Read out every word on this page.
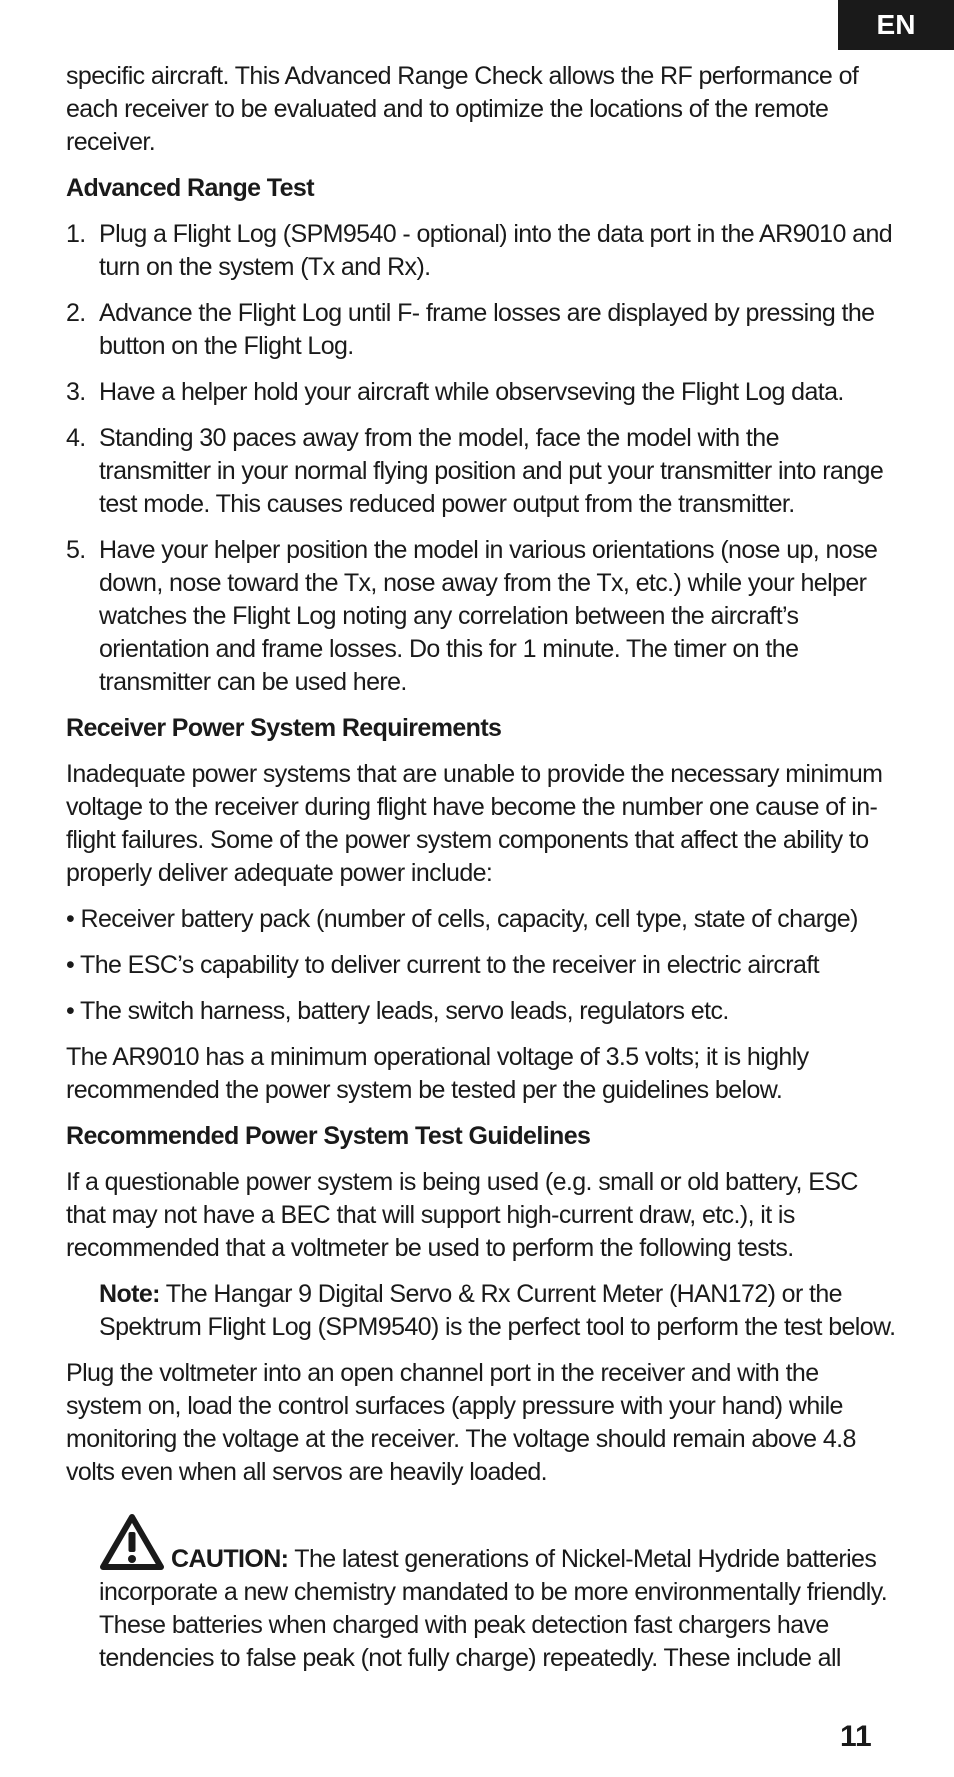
EN

specific aircraft. This Advanced Range Check allows the RF performance of each receiver to be evaluated and to optimize the locations of the remote receiver.

Advanced Range Test

1. Plug a Flight Log (SPM9540 - optional) into the data port in the AR9010 and turn on the system (Tx and Rx).
2. Advance the Flight Log until F- frame losses are displayed by pressing the button on the Flight Log.
3. Have a helper hold your aircraft while observseving the Flight Log data.
4. Standing 30 paces away from the model, face the model with the transmitter in your normal flying position and put your transmitter into range test mode. This causes reduced power output from the transmitter.
5. Have your helper position the model in various orientations (nose up, nose down, nose toward the Tx, nose away from the Tx, etc.) while your helper watches the Flight Log noting any correlation between the aircraft’s orientation and frame losses. Do this for 1 minute. The timer on the transmitter can be used here.

Receiver Power System Requirements

Inadequate power systems that are unable to provide the necessary minimum voltage to the receiver during flight have become the number one cause of in-flight failures. Some of the power system components that affect the ability to properly deliver adequate power include:

• Receiver battery pack (number of cells, capacity, cell type, state of charge)
• The ESC’s capability to deliver current to the receiver in electric aircraft
• The switch harness, battery leads, servo leads, regulators etc.

The AR9010 has a minimum operational voltage of 3.5 volts; it is highly recommended the power system be tested per the guidelines below.

Recommended Power System Test Guidelines

If a questionable power system is being used (e.g. small or old battery, ESC that may not have a BEC that will support high-current draw, etc.), it is recommended that a voltmeter be used to perform the following tests.

Note: The Hangar 9 Digital Servo & Rx Current Meter (HAN172) or the Spektrum Flight Log (SPM9540) is the perfect tool to perform the test below.

Plug the voltmeter into an open channel port in the receiver and with the system on, load the control surfaces (apply pressure with your hand) while monitoring the voltage at the receiver. The voltage should remain above 4.8 volts even when all servos are heavily loaded.

CAUTION: The latest generations of Nickel-Metal Hydride batteries incorporate a new chemistry mandated to be more environmentally friendly. These batteries when charged with peak detection fast chargers have tendencies to false peak (not fully charge) repeatedly. These include all

11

_Exercise prompt_
Report, from the entries above, each line where "data" is found.

_Solution to this problem_
1. Plug a Flight Log (SPM9540 - optional) into the data port in the AR9010 and turn on the system (Tx and Rx).
3. Have a helper hold your aircraft while observseving the Flight Log data.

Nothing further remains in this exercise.